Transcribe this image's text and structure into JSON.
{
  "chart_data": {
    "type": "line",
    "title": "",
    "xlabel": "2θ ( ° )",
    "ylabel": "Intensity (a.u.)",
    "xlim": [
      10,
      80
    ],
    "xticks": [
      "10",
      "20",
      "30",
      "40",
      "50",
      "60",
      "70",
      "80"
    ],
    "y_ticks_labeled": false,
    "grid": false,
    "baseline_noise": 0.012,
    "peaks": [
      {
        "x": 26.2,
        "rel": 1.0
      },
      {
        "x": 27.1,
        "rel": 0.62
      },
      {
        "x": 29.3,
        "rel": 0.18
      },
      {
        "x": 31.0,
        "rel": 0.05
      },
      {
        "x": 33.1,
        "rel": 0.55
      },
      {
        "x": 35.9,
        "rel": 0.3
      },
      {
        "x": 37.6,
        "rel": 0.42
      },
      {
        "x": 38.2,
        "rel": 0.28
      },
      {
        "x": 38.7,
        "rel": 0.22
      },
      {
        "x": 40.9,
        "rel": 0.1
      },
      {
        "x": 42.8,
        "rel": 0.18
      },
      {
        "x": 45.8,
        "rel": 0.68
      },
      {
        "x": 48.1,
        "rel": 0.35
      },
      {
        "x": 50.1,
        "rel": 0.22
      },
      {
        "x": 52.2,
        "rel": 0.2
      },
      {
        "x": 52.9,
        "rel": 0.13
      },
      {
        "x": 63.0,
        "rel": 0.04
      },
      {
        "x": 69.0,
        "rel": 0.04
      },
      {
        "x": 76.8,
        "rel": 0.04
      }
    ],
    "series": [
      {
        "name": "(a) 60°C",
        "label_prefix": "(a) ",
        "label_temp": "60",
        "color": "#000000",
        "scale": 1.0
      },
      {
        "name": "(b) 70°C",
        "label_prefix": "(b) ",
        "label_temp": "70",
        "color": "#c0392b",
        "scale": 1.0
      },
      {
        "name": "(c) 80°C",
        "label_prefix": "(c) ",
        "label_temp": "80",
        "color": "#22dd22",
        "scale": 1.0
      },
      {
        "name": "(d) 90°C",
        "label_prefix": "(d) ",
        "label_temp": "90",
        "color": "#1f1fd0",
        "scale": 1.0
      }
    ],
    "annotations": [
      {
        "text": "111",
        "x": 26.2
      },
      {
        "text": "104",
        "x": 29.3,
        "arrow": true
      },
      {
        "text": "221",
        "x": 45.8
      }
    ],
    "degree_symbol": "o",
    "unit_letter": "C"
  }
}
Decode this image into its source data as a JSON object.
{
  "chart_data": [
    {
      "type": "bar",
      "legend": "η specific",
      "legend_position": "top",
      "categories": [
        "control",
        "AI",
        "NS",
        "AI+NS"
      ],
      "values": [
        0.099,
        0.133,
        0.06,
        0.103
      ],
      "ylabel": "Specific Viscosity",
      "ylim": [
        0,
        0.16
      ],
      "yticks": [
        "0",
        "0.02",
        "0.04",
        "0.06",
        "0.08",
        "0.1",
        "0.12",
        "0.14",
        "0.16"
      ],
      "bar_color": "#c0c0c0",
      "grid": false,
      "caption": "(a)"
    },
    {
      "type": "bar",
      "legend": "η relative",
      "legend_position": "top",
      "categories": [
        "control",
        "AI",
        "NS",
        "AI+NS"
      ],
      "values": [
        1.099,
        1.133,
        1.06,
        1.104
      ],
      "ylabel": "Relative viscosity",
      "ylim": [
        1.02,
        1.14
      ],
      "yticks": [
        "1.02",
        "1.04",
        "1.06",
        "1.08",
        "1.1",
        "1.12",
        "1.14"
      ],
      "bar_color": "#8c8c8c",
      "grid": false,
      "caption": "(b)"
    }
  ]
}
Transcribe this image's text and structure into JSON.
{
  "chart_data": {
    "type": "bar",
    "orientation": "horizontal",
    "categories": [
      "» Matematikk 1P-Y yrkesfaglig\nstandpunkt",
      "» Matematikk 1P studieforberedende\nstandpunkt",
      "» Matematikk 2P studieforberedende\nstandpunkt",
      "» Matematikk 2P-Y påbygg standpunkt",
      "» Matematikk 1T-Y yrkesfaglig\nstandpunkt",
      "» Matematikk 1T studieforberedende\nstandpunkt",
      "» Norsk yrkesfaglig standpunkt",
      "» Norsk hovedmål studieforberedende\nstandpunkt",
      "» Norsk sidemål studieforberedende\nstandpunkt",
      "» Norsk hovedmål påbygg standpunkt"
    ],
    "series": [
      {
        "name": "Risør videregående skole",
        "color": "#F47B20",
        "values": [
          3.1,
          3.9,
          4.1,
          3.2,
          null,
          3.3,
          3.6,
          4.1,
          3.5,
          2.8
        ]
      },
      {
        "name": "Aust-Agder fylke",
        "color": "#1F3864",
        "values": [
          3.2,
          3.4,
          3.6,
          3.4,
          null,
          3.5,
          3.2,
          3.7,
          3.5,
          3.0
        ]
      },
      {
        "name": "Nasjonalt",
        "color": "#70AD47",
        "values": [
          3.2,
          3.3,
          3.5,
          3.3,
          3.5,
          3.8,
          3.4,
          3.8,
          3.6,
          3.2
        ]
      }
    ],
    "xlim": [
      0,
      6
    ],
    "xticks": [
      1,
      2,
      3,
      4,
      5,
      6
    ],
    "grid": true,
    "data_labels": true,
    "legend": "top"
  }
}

▶ TASK OBJECTIVE
Extract, word for word, each line of the listing above.

▶ WRITTEN RESPONSE
Transcribe this image's text and structure into JSON.
{
  "chart_data": {
    "type": "line",
    "title": "",
    "xlabel": "2θ ( ° )",
    "ylabel": "Intensity (a.u.)",
    "xlim": [
      10,
      80
    ],
    "xticks": [
      "10",
      "20",
      "30",
      "40",
      "50",
      "60",
      "70",
      "80"
    ],
    "y_ticks_labeled": false,
    "grid": false,
    "baseline_noise": 0.012,
    "peaks": [
      {
        "x": 26.2,
        "rel": 1.0
      },
      {
        "x": 27.1,
        "rel": 0.62
      },
      {
        "x": 29.3,
        "rel": 0.18
      },
      {
        "x": 31.0,
        "rel": 0.05
      },
      {
        "x": 33.1,
        "rel": 0.55
      },
      {
        "x": 35.9,
        "rel": 0.3
      },
      {
        "x": 37.6,
        "rel": 0.42
      },
      {
        "x": 38.2,
        "rel": 0.28
      },
      {
        "x": 38.7,
        "rel": 0.22
      },
      {
        "x": 40.9,
        "rel": 0.1
      },
      {
        "x": 42.8,
        "rel": 0.18
      },
      {
        "x": 45.8,
        "rel": 0.68
      },
      {
        "x": 48.1,
        "rel": 0.35
      },
      {
        "x": 50.1,
        "rel": 0.22
      },
      {
        "x": 52.2,
        "rel": 0.2
      },
      {
        "x": 52.9,
        "rel": 0.13
      },
      {
        "x": 63.0,
        "rel": 0.04
      },
      {
        "x": 69.0,
        "rel": 0.04
      },
      {
        "x": 76.8,
        "rel": 0.04
      }
    ],
    "series": [
      {
        "name": "(a) 60°C",
        "label_prefix": "(a) ",
        "label_temp": "60",
        "color": "#000000",
        "scale": 1.0
      },
      {
        "name": "(b) 70°C",
        "label_prefix": "(b) ",
        "label_temp": "70",
        "color": "#c0392b",
        "scale": 1.0
      },
      {
        "name": "(c) 80°C",
        "label_prefix": "(c) ",
        "label_temp": "80",
        "color": "#22dd22",
        "scale": 1.0
      },
      {
        "name": "(d) 90°C",
        "label_prefix": "(d) ",
        "label_temp": "90",
        "color": "#1f1fd0",
        "scale": 1.0
      }
    ],
    "annotations": [
      {
        "text": "111",
        "x": 26.2
      },
      {
        "text": "104",
        "x": 29.3,
        "arrow": true
      },
      {
        "text": "221",
        "x": 45.8
      }
    ],
    "degree_symbol": "o",
    "unit_letter": "C"
  }
}
Decode this image into its source data as a JSON object.
{
  "chart_data": [
    {
      "type": "bar",
      "legend": "η specific",
      "legend_position": "top",
      "categories": [
        "control",
        "AI",
        "NS",
        "AI+NS"
      ],
      "values": [
        0.099,
        0.133,
        0.06,
        0.103
      ],
      "ylabel": "Specific Viscosity",
      "ylim": [
        0,
        0.16
      ],
      "yticks": [
        "0",
        "0.02",
        "0.04",
        "0.06",
        "0.08",
        "0.1",
        "0.12",
        "0.14",
        "0.16"
      ],
      "bar_color": "#c0c0c0",
      "grid": false,
      "caption": "(a)"
    },
    {
      "type": "bar",
      "legend": "η relative",
      "legend_position": "top",
      "categories": [
        "control",
        "AI",
        "NS",
        "AI+NS"
      ],
      "values": [
        1.099,
        1.133,
        1.06,
        1.104
      ],
      "ylabel": "Relative viscosity",
      "ylim": [
        1.02,
        1.14
      ],
      "yticks": [
        "1.02",
        "1.04",
        "1.06",
        "1.08",
        "1.1",
        "1.12",
        "1.14"
      ],
      "bar_color": "#8c8c8c",
      "grid": false,
      "caption": "(b)"
    }
  ]
}
Transcribe this image's text and structure into JSON.
{
  "chart_data": {
    "type": "bar",
    "orientation": "horizontal",
    "categories": [
      "» Matematikk 1P-Y yrkesfaglig\nstandpunkt",
      "» Matematikk 1P studieforberedende\nstandpunkt",
      "» Matematikk 2P studieforberedende\nstandpunkt",
      "» Matematikk 2P-Y påbygg standpunkt",
      "» Matematikk 1T-Y yrkesfaglig\nstandpunkt",
      "» Matematikk 1T studieforberedende\nstandpunkt",
      "» Norsk yrkesfaglig standpunkt",
      "» Norsk hovedmål studieforberedende\nstandpunkt",
      "» Norsk sidemål studieforberedende\nstandpunkt",
      "» Norsk hovedmål påbygg standpunkt"
    ],
    "series": [
      {
        "name": "Risør videregående skole",
        "color": "#F47B20",
        "values": [
          3.1,
          3.9,
          4.1,
          3.2,
          null,
          3.3,
          3.6,
          4.1,
          3.5,
          2.8
        ]
      },
      {
        "name": "Aust-Agder fylke",
        "color": "#1F3864",
        "values": [
          3.2,
          3.4,
          3.6,
          3.4,
          null,
          3.5,
          3.2,
          3.7,
          3.5,
          3.0
        ]
      },
      {
        "name": "Nasjonalt",
        "color": "#70AD47",
        "values": [
          3.2,
          3.3,
          3.5,
          3.3,
          3.5,
          3.8,
          3.4,
          3.8,
          3.6,
          3.2
        ]
      }
    ],
    "xlim": [
      0,
      6
    ],
    "xticks": [
      1,
      2,
      3,
      4,
      5,
      6
    ],
    "grid": true,
    "data_labels": true,
    "legend": "top"
  }
}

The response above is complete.